Pictures appear in the records below; write out everything else exactly.

-- Begin --

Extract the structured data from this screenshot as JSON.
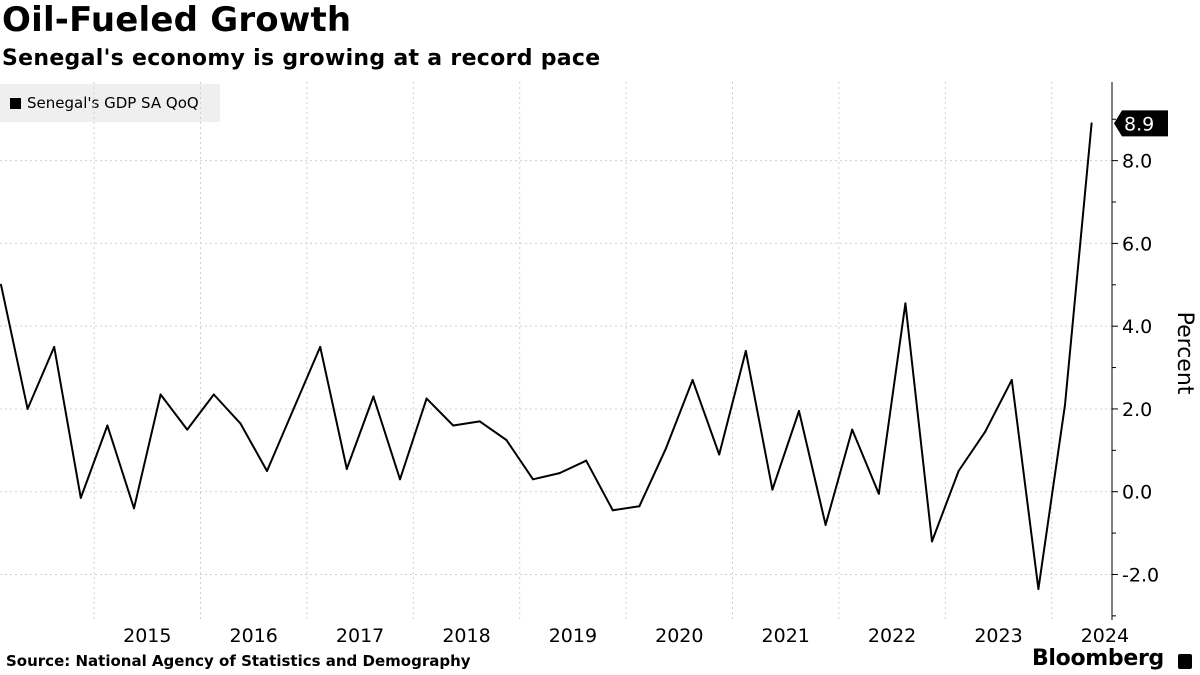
{
  "header": {
    "title": "Oil-Fueled Growth",
    "subtitle": "Senegal's economy is growing at a record pace"
  },
  "footer": {
    "source": "Source: National Agency of Statistics and Demography",
    "brand": "Bloomberg",
    "brand_icon": "bloomberg-mark-icon"
  },
  "colors": {
    "line": "#000000",
    "grid": "#d0d0d0",
    "legend_bg": "#efefef"
  },
  "chart_data": {
    "type": "line",
    "ylabel": "Percent",
    "ylim": [
      -3.1,
      9.9
    ],
    "yticks": [
      -2.0,
      0.0,
      2.0,
      4.0,
      6.0,
      8.0
    ],
    "ytick_labels": [
      "-2.0",
      "0.0",
      "2.0",
      "4.0",
      "6.0",
      "8.0"
    ],
    "xticks": [
      "2015",
      "2016",
      "2017",
      "2018",
      "2019",
      "2020",
      "2021",
      "2022",
      "2023",
      "2024"
    ],
    "grid": true,
    "legend_position": "top-left",
    "last_value_label": "8.9",
    "series": [
      {
        "name": "Senegal's GDP SA QoQ",
        "x": [
          "2014-Q1",
          "2014-Q2",
          "2014-Q3",
          "2014-Q4",
          "2015-Q1",
          "2015-Q2",
          "2015-Q3",
          "2015-Q4",
          "2016-Q1",
          "2016-Q2",
          "2016-Q3",
          "2016-Q4",
          "2017-Q1",
          "2017-Q2",
          "2017-Q3",
          "2017-Q4",
          "2018-Q1",
          "2018-Q2",
          "2018-Q3",
          "2018-Q4",
          "2019-Q1",
          "2019-Q2",
          "2019-Q3",
          "2019-Q4",
          "2020-Q1",
          "2020-Q2",
          "2020-Q3",
          "2020-Q4",
          "2021-Q1",
          "2021-Q2",
          "2021-Q3",
          "2021-Q4",
          "2022-Q1",
          "2022-Q2",
          "2022-Q3",
          "2022-Q4",
          "2023-Q1",
          "2023-Q2",
          "2023-Q3",
          "2023-Q4",
          "2024-Q1",
          "2024-Q2"
        ],
        "values": [
          5.0,
          2.0,
          3.5,
          -0.15,
          1.6,
          -0.4,
          2.35,
          1.5,
          2.35,
          1.65,
          0.5,
          2.0,
          3.5,
          0.55,
          2.3,
          0.3,
          2.25,
          1.6,
          1.7,
          1.25,
          0.3,
          0.45,
          0.75,
          -0.45,
          -0.35,
          1.05,
          2.7,
          0.9,
          3.4,
          0.05,
          1.95,
          -0.8,
          1.5,
          -0.05,
          4.55,
          -1.2,
          0.5,
          1.45,
          2.7,
          -2.35,
          2.1,
          8.9
        ]
      }
    ]
  }
}
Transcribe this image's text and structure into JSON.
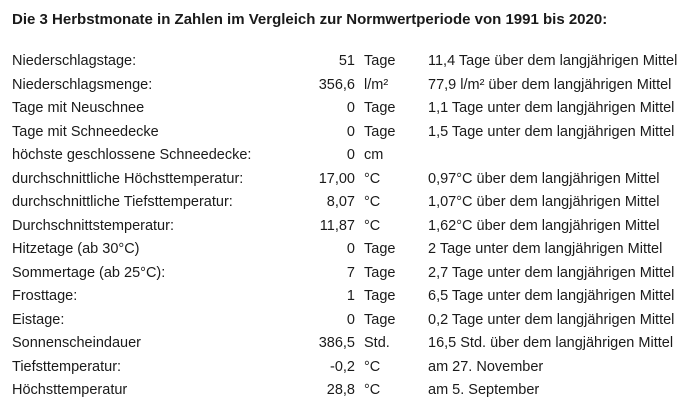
{
  "title": "Die 3 Herbstmonate in Zahlen im Vergleich zur Normwertperiode von 1991 bis 2020:",
  "rows": [
    {
      "label": "Niederschlagstage:",
      "value": "51",
      "unit": "Tage",
      "comment": "11,4 Tage über dem langjährigen Mittel"
    },
    {
      "label": "Niederschlagsmenge:",
      "value": "356,6",
      "unit": "l/m²",
      "comment": "77,9 l/m² über dem langjährigen Mittel"
    },
    {
      "label": "Tage mit Neuschnee",
      "value": "0",
      "unit": "Tage",
      "comment": "1,1 Tage unter dem langjährigen Mittel"
    },
    {
      "label": "Tage mit Schneedecke",
      "value": "0",
      "unit": "Tage",
      "comment": "1,5 Tage unter dem langjährigen Mittel"
    },
    {
      "label": "höchste geschlossene Schneedecke:",
      "value": "0",
      "unit": "cm",
      "comment": ""
    },
    {
      "label": "durchschnittliche Höchsttemperatur:",
      "value": "17,00",
      "unit": "°C",
      "comment": "0,97°C über dem langjährigen Mittel"
    },
    {
      "label": "durchschnittliche Tiefsttemperatur:",
      "value": "8,07",
      "unit": "°C",
      "comment": "1,07°C über dem langjährigen Mittel"
    },
    {
      "label": "Durchschnittstemperatur:",
      "value": "11,87",
      "unit": "°C",
      "comment": "1,62°C über dem langjährigen Mittel"
    },
    {
      "label": "Hitzetage (ab 30°C)",
      "value": "0",
      "unit": "Tage",
      "comment": "2 Tage unter dem langjährigen Mittel"
    },
    {
      "label": "Sommertage (ab 25°C):",
      "value": "7",
      "unit": "Tage",
      "comment": "2,7 Tage unter dem langjährigen Mittel"
    },
    {
      "label": "Frosttage:",
      "value": "1",
      "unit": "Tage",
      "comment": "6,5 Tage unter dem langjährigen Mittel"
    },
    {
      "label": "Eistage:",
      "value": "0",
      "unit": "Tage",
      "comment": "0,2 Tage unter dem langjährigen Mittel"
    },
    {
      "label": "Sonnenscheindauer",
      "value": "386,5",
      "unit": "Std.",
      "comment": "16,5 Std. über dem langjährigen Mittel"
    },
    {
      "label": "Tiefsttemperatur:",
      "value": "-0,2",
      "unit": "°C",
      "comment": "am 27. November"
    },
    {
      "label": "Höchsttemperatur",
      "value": "28,8",
      "unit": "°C",
      "comment": "am 5. September"
    }
  ]
}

-- End --

### SOLUTION TO THIS TASK:
Extract the structured data from this screenshot as JSON.
{
  "header": {
    "title": "Oil-Fueled Growth",
    "subtitle": "Senegal's economy is growing at a record pace"
  },
  "footer": {
    "source": "Source: National Agency of Statistics and Demography",
    "brand": "Bloomberg",
    "brand_icon": "bloomberg-mark-icon"
  },
  "colors": {
    "line": "#000000",
    "grid": "#d0d0d0",
    "legend_bg": "#efefef"
  },
  "chart_data": {
    "type": "line",
    "ylabel": "Percent",
    "ylim": [
      -3.1,
      9.9
    ],
    "yticks": [
      -2.0,
      0.0,
      2.0,
      4.0,
      6.0,
      8.0
    ],
    "ytick_labels": [
      "-2.0",
      "0.0",
      "2.0",
      "4.0",
      "6.0",
      "8.0"
    ],
    "xticks": [
      "2015",
      "2016",
      "2017",
      "2018",
      "2019",
      "2020",
      "2021",
      "2022",
      "2023",
      "2024"
    ],
    "grid": true,
    "legend_position": "top-left",
    "last_value_label": "8.9",
    "series": [
      {
        "name": "Senegal's GDP SA QoQ",
        "x": [
          "2014-Q1",
          "2014-Q2",
          "2014-Q3",
          "2014-Q4",
          "2015-Q1",
          "2015-Q2",
          "2015-Q3",
          "2015-Q4",
          "2016-Q1",
          "2016-Q2",
          "2016-Q3",
          "2016-Q4",
          "2017-Q1",
          "2017-Q2",
          "2017-Q3",
          "2017-Q4",
          "2018-Q1",
          "2018-Q2",
          "2018-Q3",
          "2018-Q4",
          "2019-Q1",
          "2019-Q2",
          "2019-Q3",
          "2019-Q4",
          "2020-Q1",
          "2020-Q2",
          "2020-Q3",
          "2020-Q4",
          "2021-Q1",
          "2021-Q2",
          "2021-Q3",
          "2021-Q4",
          "2022-Q1",
          "2022-Q2",
          "2022-Q3",
          "2022-Q4",
          "2023-Q1",
          "2023-Q2",
          "2023-Q3",
          "2023-Q4",
          "2024-Q1",
          "2024-Q2"
        ],
        "values": [
          5.0,
          2.0,
          3.5,
          -0.15,
          1.6,
          -0.4,
          2.35,
          1.5,
          2.35,
          1.65,
          0.5,
          2.0,
          3.5,
          0.55,
          2.3,
          0.3,
          2.25,
          1.6,
          1.7,
          1.25,
          0.3,
          0.45,
          0.75,
          -0.45,
          -0.35,
          1.05,
          2.7,
          0.9,
          3.4,
          0.05,
          1.95,
          -0.8,
          1.5,
          -0.05,
          4.55,
          -1.2,
          0.5,
          1.45,
          2.7,
          -2.35,
          2.1,
          8.9
        ]
      }
    ]
  }
}
Transcribe this image's text and structure into JSON.
{
  "title": "Die 3 Herbstmonate in Zahlen im Vergleich zur Normwertperiode von 1991 bis 2020:",
  "rows": [
    {
      "label": "Niederschlagstage:",
      "value": "51",
      "unit": "Tage",
      "comment": "11,4 Tage über dem langjährigen Mittel"
    },
    {
      "label": "Niederschlagsmenge:",
      "value": "356,6",
      "unit": "l/m²",
      "comment": "77,9 l/m² über dem langjährigen Mittel"
    },
    {
      "label": "Tage mit Neuschnee",
      "value": "0",
      "unit": "Tage",
      "comment": "1,1 Tage unter dem langjährigen Mittel"
    },
    {
      "label": "Tage mit Schneedecke",
      "value": "0",
      "unit": "Tage",
      "comment": "1,5 Tage unter dem langjährigen Mittel"
    },
    {
      "label": "höchste geschlossene Schneedecke:",
      "value": "0",
      "unit": "cm",
      "comment": ""
    },
    {
      "label": "durchschnittliche Höchsttemperatur:",
      "value": "17,00",
      "unit": "°C",
      "comment": "0,97°C über dem langjährigen Mittel"
    },
    {
      "label": "durchschnittliche Tiefsttemperatur:",
      "value": "8,07",
      "unit": "°C",
      "comment": "1,07°C über dem langjährigen Mittel"
    },
    {
      "label": "Durchschnittstemperatur:",
      "value": "11,87",
      "unit": "°C",
      "comment": "1,62°C über dem langjährigen Mittel"
    },
    {
      "label": "Hitzetage (ab 30°C)",
      "value": "0",
      "unit": "Tage",
      "comment": "2 Tage unter dem langjährigen Mittel"
    },
    {
      "label": "Sommertage (ab 25°C):",
      "value": "7",
      "unit": "Tage",
      "comment": "2,7 Tage unter dem langjährigen Mittel"
    },
    {
      "label": "Frosttage:",
      "value": "1",
      "unit": "Tage",
      "comment": "6,5 Tage unter dem langjährigen Mittel"
    },
    {
      "label": "Eistage:",
      "value": "0",
      "unit": "Tage",
      "comment": "0,2 Tage unter dem langjährigen Mittel"
    },
    {
      "label": "Sonnenscheindauer",
      "value": "386,5",
      "unit": "Std.",
      "comment": "16,5 Std. über dem langjährigen Mittel"
    },
    {
      "label": "Tiefsttemperatur:",
      "value": "-0,2",
      "unit": "°C",
      "comment": "am 27. November"
    },
    {
      "label": "Höchsttemperatur",
      "value": "28,8",
      "unit": "°C",
      "comment": "am 5. September"
    }
  ]
}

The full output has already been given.